◆ Problem statement
Look through the lines below and state how many hold the word "Daily". Write only the number.

----

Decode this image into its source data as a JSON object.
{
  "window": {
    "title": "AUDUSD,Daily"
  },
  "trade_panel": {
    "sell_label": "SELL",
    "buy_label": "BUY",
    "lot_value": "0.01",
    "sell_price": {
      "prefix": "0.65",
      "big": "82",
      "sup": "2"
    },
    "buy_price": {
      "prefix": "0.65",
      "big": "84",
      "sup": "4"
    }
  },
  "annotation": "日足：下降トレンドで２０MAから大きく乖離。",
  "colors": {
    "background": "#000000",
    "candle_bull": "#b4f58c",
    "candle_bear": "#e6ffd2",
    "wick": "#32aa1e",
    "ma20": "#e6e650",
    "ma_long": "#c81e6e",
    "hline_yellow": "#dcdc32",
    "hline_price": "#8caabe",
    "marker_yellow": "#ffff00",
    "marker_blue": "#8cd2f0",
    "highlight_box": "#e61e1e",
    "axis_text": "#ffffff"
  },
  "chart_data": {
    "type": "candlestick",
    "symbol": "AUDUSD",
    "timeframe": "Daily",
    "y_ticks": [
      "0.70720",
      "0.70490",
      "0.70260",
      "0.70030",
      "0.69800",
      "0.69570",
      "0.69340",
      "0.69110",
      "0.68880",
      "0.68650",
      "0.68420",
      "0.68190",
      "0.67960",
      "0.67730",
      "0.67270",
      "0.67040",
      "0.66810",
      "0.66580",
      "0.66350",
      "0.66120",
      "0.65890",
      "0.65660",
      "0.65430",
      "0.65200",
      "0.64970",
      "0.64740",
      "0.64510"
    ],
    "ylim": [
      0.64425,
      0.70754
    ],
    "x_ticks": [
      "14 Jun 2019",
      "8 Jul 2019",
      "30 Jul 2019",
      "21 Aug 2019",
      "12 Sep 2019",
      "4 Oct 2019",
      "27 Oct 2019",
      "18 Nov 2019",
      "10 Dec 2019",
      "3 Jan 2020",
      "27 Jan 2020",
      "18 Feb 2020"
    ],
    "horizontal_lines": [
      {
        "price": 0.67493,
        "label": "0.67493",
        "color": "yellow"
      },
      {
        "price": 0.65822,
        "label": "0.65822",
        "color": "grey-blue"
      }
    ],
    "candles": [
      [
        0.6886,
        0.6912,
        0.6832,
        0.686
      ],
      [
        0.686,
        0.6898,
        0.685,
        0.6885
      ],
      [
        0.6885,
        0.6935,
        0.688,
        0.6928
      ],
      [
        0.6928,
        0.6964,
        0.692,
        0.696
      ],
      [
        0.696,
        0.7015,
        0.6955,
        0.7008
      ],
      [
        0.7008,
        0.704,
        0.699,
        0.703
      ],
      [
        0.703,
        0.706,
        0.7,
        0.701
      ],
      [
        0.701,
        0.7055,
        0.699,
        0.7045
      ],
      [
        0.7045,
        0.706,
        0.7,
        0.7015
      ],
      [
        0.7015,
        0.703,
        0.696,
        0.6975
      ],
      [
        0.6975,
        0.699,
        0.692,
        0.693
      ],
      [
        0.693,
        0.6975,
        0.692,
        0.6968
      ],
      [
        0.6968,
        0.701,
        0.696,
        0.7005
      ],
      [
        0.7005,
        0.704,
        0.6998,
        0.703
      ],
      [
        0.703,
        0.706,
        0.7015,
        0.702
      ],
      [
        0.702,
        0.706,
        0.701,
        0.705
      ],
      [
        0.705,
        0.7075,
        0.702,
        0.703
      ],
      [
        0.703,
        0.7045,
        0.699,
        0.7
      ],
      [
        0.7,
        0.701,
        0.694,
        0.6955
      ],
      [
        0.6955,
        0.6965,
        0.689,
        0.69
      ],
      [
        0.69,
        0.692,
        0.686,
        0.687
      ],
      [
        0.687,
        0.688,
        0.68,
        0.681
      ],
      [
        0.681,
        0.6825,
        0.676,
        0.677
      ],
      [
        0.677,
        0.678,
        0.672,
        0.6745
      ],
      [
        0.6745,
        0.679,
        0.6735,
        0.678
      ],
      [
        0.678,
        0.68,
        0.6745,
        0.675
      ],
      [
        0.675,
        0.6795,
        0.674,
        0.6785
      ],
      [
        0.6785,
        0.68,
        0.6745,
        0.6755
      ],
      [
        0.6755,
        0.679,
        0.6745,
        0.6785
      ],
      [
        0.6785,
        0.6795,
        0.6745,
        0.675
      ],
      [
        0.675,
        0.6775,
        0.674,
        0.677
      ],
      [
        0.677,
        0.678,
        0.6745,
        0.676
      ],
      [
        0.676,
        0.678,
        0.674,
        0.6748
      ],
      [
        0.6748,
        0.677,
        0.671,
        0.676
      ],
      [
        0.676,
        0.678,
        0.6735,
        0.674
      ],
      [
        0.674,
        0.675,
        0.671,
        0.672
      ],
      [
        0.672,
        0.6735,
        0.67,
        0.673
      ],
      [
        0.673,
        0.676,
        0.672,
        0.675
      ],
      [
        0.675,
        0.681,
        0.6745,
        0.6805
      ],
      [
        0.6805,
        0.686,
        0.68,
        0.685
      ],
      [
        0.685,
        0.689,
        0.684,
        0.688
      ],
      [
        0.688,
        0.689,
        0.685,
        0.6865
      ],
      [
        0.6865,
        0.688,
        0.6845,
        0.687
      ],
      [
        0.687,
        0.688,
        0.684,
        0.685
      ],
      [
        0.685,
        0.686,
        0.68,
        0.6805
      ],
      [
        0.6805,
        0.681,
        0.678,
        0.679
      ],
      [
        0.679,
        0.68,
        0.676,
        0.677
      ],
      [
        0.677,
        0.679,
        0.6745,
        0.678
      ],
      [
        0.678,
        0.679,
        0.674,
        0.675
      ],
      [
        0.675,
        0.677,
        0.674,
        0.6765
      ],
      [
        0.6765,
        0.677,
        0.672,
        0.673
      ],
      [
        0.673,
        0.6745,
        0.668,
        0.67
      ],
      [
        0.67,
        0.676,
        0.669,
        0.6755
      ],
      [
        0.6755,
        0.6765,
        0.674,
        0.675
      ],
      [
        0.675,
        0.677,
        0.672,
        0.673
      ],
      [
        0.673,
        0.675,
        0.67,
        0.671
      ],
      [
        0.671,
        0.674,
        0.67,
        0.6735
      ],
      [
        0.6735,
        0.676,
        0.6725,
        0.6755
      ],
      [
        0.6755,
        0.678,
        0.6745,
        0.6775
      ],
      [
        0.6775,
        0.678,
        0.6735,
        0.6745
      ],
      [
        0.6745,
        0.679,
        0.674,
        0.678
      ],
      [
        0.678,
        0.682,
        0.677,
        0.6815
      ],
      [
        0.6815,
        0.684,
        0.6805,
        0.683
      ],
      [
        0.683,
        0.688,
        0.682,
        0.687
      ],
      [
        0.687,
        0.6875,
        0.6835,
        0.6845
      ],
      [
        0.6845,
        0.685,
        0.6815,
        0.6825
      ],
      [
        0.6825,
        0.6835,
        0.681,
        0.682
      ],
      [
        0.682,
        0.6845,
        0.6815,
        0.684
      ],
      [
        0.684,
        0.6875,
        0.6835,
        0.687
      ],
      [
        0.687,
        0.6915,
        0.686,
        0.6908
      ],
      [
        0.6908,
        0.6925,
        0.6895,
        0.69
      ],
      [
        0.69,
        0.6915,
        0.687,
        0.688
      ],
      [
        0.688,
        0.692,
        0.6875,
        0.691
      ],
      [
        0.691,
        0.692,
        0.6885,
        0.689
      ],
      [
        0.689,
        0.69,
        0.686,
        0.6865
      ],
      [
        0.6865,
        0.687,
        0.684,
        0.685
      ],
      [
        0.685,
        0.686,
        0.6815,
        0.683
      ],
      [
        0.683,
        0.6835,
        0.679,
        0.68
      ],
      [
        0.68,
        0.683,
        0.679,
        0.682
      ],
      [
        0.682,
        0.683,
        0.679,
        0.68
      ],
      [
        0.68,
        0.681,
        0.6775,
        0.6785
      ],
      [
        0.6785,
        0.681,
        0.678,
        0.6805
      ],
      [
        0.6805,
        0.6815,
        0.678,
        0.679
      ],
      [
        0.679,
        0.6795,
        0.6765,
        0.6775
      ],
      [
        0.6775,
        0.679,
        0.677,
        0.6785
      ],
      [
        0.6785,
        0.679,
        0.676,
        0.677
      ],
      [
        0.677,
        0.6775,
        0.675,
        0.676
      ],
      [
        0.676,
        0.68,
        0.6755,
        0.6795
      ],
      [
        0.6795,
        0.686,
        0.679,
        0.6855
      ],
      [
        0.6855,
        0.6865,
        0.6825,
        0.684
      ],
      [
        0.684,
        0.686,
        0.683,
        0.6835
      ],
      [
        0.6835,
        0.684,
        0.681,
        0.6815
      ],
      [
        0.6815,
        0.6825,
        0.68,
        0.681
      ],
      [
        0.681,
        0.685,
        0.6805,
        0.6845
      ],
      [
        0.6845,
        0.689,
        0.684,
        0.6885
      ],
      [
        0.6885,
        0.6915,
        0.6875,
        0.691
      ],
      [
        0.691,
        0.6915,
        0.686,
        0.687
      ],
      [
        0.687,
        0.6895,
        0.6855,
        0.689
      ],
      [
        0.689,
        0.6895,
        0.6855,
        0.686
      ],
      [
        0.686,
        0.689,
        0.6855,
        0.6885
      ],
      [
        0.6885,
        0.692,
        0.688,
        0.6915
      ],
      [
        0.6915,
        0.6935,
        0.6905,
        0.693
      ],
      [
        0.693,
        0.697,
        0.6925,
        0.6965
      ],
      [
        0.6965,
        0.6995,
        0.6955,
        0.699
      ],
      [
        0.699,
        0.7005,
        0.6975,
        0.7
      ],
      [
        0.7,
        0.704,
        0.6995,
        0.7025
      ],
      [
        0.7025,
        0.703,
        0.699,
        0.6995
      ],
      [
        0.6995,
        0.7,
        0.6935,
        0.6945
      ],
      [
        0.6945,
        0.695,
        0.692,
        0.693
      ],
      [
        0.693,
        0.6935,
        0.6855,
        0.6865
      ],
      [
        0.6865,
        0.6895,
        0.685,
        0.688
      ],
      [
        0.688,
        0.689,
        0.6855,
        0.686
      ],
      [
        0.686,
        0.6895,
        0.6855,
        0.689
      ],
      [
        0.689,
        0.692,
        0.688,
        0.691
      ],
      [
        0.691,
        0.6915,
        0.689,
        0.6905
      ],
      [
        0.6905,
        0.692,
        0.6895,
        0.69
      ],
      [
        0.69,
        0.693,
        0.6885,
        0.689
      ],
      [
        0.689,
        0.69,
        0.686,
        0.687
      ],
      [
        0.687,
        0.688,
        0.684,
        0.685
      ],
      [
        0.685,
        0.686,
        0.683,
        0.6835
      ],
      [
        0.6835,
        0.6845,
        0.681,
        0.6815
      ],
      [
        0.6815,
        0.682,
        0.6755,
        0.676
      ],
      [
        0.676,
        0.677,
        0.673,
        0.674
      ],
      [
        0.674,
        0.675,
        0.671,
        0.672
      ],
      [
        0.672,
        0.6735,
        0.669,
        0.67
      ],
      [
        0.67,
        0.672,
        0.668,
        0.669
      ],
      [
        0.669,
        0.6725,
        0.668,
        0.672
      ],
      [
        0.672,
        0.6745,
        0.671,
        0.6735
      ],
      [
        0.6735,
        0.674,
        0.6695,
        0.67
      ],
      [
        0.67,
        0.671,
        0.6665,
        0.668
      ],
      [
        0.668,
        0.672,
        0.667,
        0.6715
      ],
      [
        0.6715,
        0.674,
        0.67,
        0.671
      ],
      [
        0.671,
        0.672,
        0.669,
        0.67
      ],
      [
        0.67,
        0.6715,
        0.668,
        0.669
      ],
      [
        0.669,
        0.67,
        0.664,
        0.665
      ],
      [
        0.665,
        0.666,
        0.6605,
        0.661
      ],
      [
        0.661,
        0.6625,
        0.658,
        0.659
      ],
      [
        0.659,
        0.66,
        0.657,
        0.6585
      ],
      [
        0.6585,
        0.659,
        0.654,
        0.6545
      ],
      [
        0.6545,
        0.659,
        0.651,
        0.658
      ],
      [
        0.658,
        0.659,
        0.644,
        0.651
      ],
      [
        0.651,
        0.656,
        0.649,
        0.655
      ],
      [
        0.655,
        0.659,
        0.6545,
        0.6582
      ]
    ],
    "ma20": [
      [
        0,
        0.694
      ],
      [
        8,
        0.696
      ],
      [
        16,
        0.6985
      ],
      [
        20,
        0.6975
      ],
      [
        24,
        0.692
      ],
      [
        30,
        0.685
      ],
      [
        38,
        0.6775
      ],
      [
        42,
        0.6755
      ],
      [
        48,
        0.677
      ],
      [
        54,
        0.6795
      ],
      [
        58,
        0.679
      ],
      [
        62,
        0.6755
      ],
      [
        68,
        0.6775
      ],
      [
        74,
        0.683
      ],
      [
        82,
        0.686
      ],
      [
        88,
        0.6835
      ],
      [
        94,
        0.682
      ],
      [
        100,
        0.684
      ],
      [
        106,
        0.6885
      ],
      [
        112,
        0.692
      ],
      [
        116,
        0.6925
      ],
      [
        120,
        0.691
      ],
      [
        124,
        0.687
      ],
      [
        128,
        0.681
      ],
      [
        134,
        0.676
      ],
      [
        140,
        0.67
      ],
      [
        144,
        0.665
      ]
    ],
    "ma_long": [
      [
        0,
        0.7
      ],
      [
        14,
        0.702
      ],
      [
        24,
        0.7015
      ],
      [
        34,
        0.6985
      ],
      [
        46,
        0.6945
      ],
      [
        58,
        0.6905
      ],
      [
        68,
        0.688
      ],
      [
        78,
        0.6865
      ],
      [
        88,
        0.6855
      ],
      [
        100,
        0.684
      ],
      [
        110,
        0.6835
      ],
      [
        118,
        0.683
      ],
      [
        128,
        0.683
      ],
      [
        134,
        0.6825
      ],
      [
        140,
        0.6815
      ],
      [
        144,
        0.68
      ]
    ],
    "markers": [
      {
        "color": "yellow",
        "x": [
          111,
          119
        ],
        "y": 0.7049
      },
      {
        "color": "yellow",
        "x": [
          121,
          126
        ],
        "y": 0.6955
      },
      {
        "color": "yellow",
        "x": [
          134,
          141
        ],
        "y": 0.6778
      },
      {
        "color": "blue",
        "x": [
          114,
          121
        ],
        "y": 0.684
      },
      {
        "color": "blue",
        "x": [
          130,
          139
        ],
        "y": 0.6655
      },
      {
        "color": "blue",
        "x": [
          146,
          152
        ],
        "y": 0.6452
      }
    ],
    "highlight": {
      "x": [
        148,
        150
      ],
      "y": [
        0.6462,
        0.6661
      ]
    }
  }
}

----

◆ Full response
2